Rows.
* * *
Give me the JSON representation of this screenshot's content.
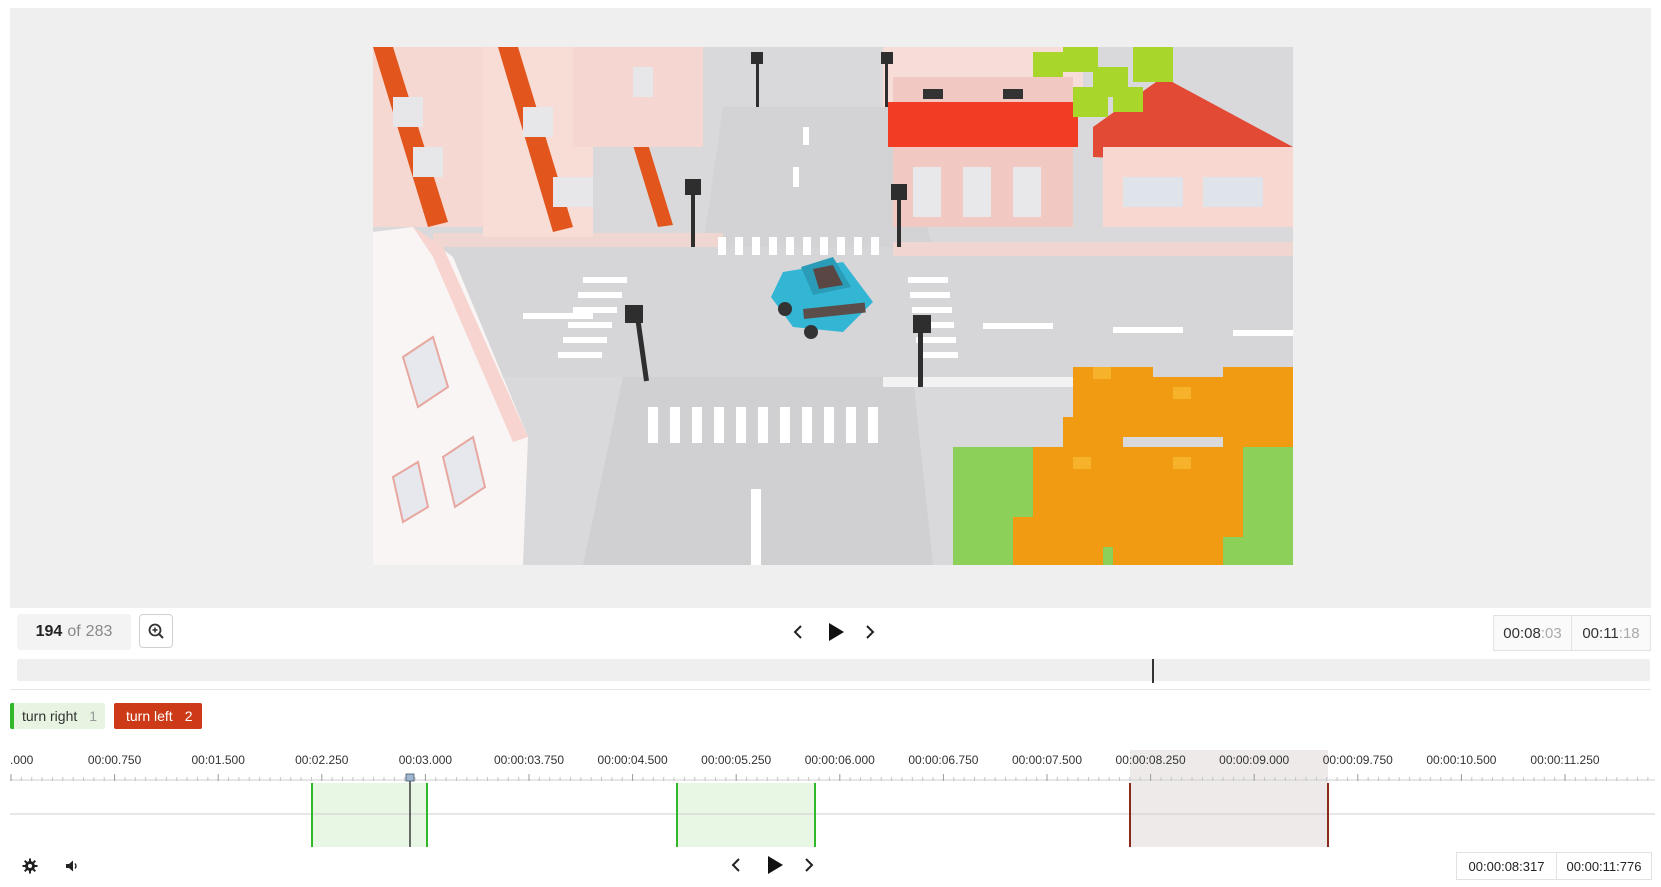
{
  "player": {
    "frame_current": "194",
    "frame_of": "of",
    "frame_total": "283",
    "time_current_main": "00:08",
    "time_current_frac": ":03",
    "time_total_main": "00:11",
    "time_total_frac": ":18",
    "seek_progress": 0.695
  },
  "labels": [
    {
      "name": "turn right",
      "count": "1",
      "color": "#30b72a"
    },
    {
      "name": "turn left",
      "count": "2",
      "color": "#cc3a18"
    }
  ],
  "timeline": {
    "ticks": [
      ".000",
      "00:00.750",
      "00:01.500",
      "00:02.250",
      "00:03.000",
      "00:00:03.750",
      "00:00:04.500",
      "00:00:05.250",
      "00:00:06.000",
      "00:00:06.750",
      "00:00:07.500",
      "00:00:08.250",
      "00:00:09.000",
      "00:00:09.750",
      "00:00:10.500",
      "00:00:11.250"
    ],
    "playhead_time": "00:00:03.000",
    "colors": {
      "green": "#30b72a",
      "red": "#8b2a1a",
      "green_fill": "#e8f6e4",
      "red_fill": "#eeeaea"
    }
  },
  "bottom": {
    "time_current": "00:00:08:317",
    "time_total": "00:00:11:776"
  },
  "icons": {
    "zoom": "zoom-in-icon",
    "prev": "chevron-left-icon",
    "play": "play-icon",
    "next": "chevron-right-icon",
    "settings": "gear-icon",
    "volume": "volume-icon"
  }
}
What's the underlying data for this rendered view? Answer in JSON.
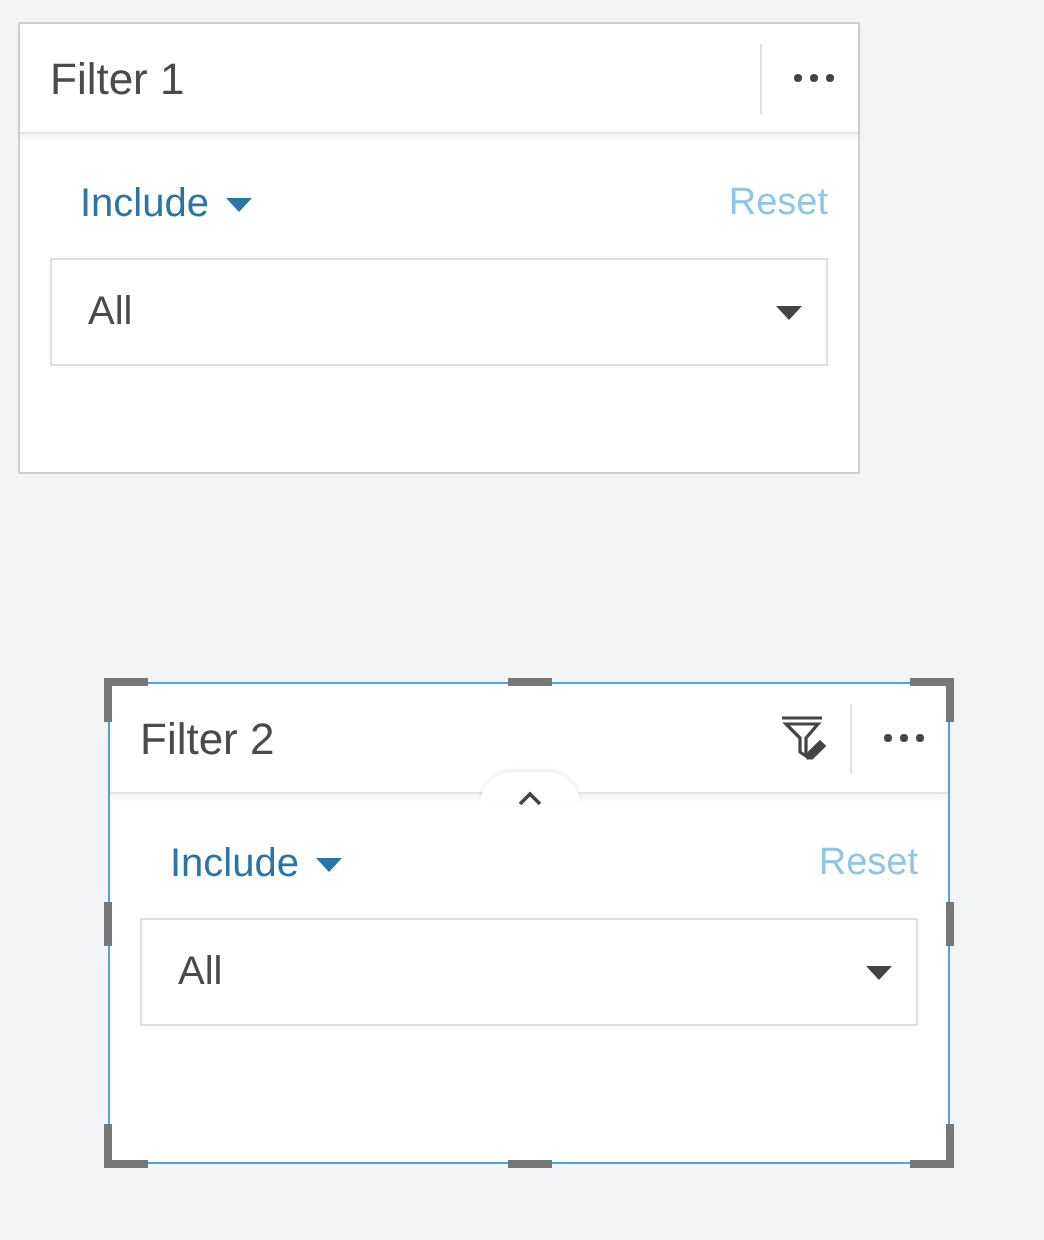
{
  "cards": [
    {
      "title": "Filter 1",
      "mode_label": "Include",
      "reset": "Reset",
      "value": "All",
      "selected": false
    },
    {
      "title": "Filter 2",
      "mode_label": "Include",
      "reset": "Reset",
      "value": "All",
      "selected": true
    }
  ]
}
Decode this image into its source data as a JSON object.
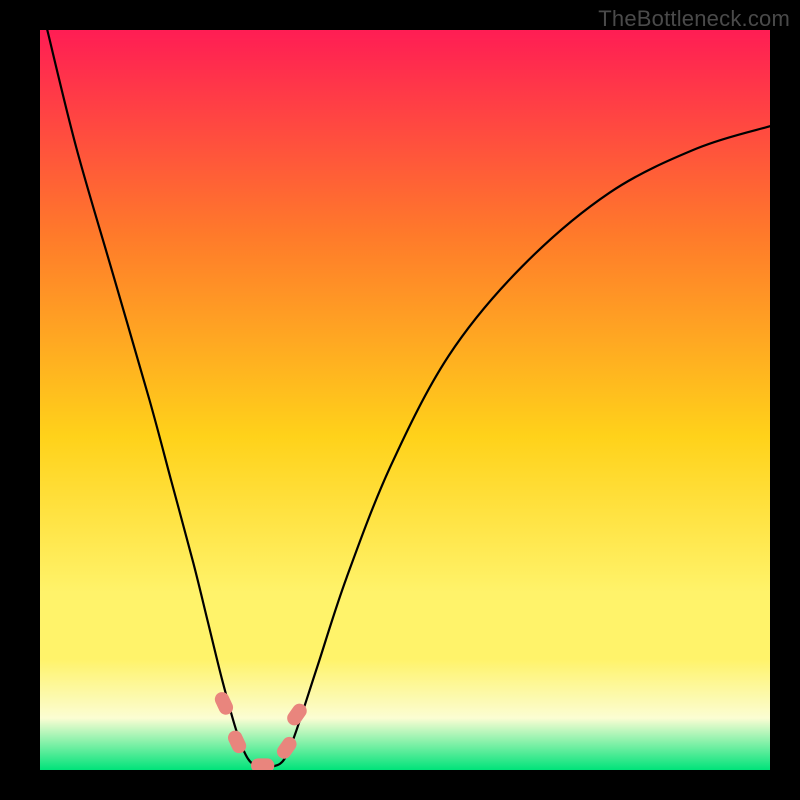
{
  "watermark": "TheBottleneck.com",
  "chart_data": {
    "type": "line",
    "title": "",
    "xlabel": "",
    "ylabel": "",
    "xlim": [
      0,
      100
    ],
    "ylim": [
      0,
      100
    ],
    "legend": null,
    "grid": false,
    "background_gradient": {
      "top_color": "#ff1d54",
      "upper_mid_color": "#ff7b2a",
      "mid_color": "#ffd21a",
      "lower_mid_color": "#fff36a",
      "pale_band_color": "#fbfdd3",
      "bottom_color": "#00e37a"
    },
    "series": [
      {
        "name": "bottleneck-curve",
        "color": "#000000",
        "x": [
          1,
          5,
          10,
          15,
          18,
          21,
          23,
          25,
          27,
          28.5,
          30,
          32,
          33.5,
          35,
          38,
          42,
          48,
          56,
          66,
          78,
          90,
          100
        ],
        "y": [
          100,
          84,
          67,
          50,
          39,
          28,
          20,
          12,
          5,
          1.5,
          0.5,
          0.5,
          1.5,
          5,
          14,
          26,
          41,
          56,
          68,
          78,
          84,
          87
        ]
      }
    ],
    "markers": [
      {
        "name": "marker-left-upper",
        "x": 25.2,
        "y": 9.0,
        "color": "#e9857d",
        "size": 9
      },
      {
        "name": "marker-left-lower",
        "x": 27.0,
        "y": 3.8,
        "color": "#e9857d",
        "size": 9
      },
      {
        "name": "marker-minimum",
        "x": 30.5,
        "y": 0.6,
        "color": "#e9857d",
        "size": 9
      },
      {
        "name": "marker-right-lower",
        "x": 33.8,
        "y": 3.0,
        "color": "#e9857d",
        "size": 9
      },
      {
        "name": "marker-right-upper",
        "x": 35.2,
        "y": 7.5,
        "color": "#e9857d",
        "size": 9
      }
    ]
  }
}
* * *
What needs to be done. Quote the entries above word for word. Leave the images out.

Task response.
Give me the JSON representation of this screenshot's content.
{
  "player": {
    "frame_current": "194",
    "frame_of": "of",
    "frame_total": "283",
    "time_current_main": "00:08",
    "time_current_frac": ":03",
    "time_total_main": "00:11",
    "time_total_frac": ":18",
    "seek_progress": 0.695
  },
  "labels": [
    {
      "name": "turn right",
      "count": "1",
      "color": "#30b72a"
    },
    {
      "name": "turn left",
      "count": "2",
      "color": "#cc3a18"
    }
  ],
  "timeline": {
    "ticks": [
      ".000",
      "00:00.750",
      "00:01.500",
      "00:02.250",
      "00:03.000",
      "00:00:03.750",
      "00:00:04.500",
      "00:00:05.250",
      "00:00:06.000",
      "00:00:06.750",
      "00:00:07.500",
      "00:00:08.250",
      "00:00:09.000",
      "00:00:09.750",
      "00:00:10.500",
      "00:00:11.250"
    ],
    "playhead_time": "00:00:03.000",
    "colors": {
      "green": "#30b72a",
      "red": "#8b2a1a",
      "green_fill": "#e8f6e4",
      "red_fill": "#eeeaea"
    }
  },
  "bottom": {
    "time_current": "00:00:08:317",
    "time_total": "00:00:11:776"
  },
  "icons": {
    "zoom": "zoom-in-icon",
    "prev": "chevron-left-icon",
    "play": "play-icon",
    "next": "chevron-right-icon",
    "settings": "gear-icon",
    "volume": "volume-icon"
  }
}
What's the underlying data for this rendered view? Answer in JSON.
{
  "cards": [
    {
      "title": "Filter 1",
      "mode_label": "Include",
      "reset": "Reset",
      "value": "All",
      "selected": false
    },
    {
      "title": "Filter 2",
      "mode_label": "Include",
      "reset": "Reset",
      "value": "All",
      "selected": true
    }
  ]
}
Decode this image into its source data as a JSON object.
{
  "watermark": "TheBottleneck.com",
  "chart_data": {
    "type": "line",
    "title": "",
    "xlabel": "",
    "ylabel": "",
    "xlim": [
      0,
      100
    ],
    "ylim": [
      0,
      100
    ],
    "legend": null,
    "grid": false,
    "background_gradient": {
      "top_color": "#ff1d54",
      "upper_mid_color": "#ff7b2a",
      "mid_color": "#ffd21a",
      "lower_mid_color": "#fff36a",
      "pale_band_color": "#fbfdd3",
      "bottom_color": "#00e37a"
    },
    "series": [
      {
        "name": "bottleneck-curve",
        "color": "#000000",
        "x": [
          1,
          5,
          10,
          15,
          18,
          21,
          23,
          25,
          27,
          28.5,
          30,
          32,
          33.5,
          35,
          38,
          42,
          48,
          56,
          66,
          78,
          90,
          100
        ],
        "y": [
          100,
          84,
          67,
          50,
          39,
          28,
          20,
          12,
          5,
          1.5,
          0.5,
          0.5,
          1.5,
          5,
          14,
          26,
          41,
          56,
          68,
          78,
          84,
          87
        ]
      }
    ],
    "markers": [
      {
        "name": "marker-left-upper",
        "x": 25.2,
        "y": 9.0,
        "color": "#e9857d",
        "size": 9
      },
      {
        "name": "marker-left-lower",
        "x": 27.0,
        "y": 3.8,
        "color": "#e9857d",
        "size": 9
      },
      {
        "name": "marker-minimum",
        "x": 30.5,
        "y": 0.6,
        "color": "#e9857d",
        "size": 9
      },
      {
        "name": "marker-right-lower",
        "x": 33.8,
        "y": 3.0,
        "color": "#e9857d",
        "size": 9
      },
      {
        "name": "marker-right-upper",
        "x": 35.2,
        "y": 7.5,
        "color": "#e9857d",
        "size": 9
      }
    ]
  }
}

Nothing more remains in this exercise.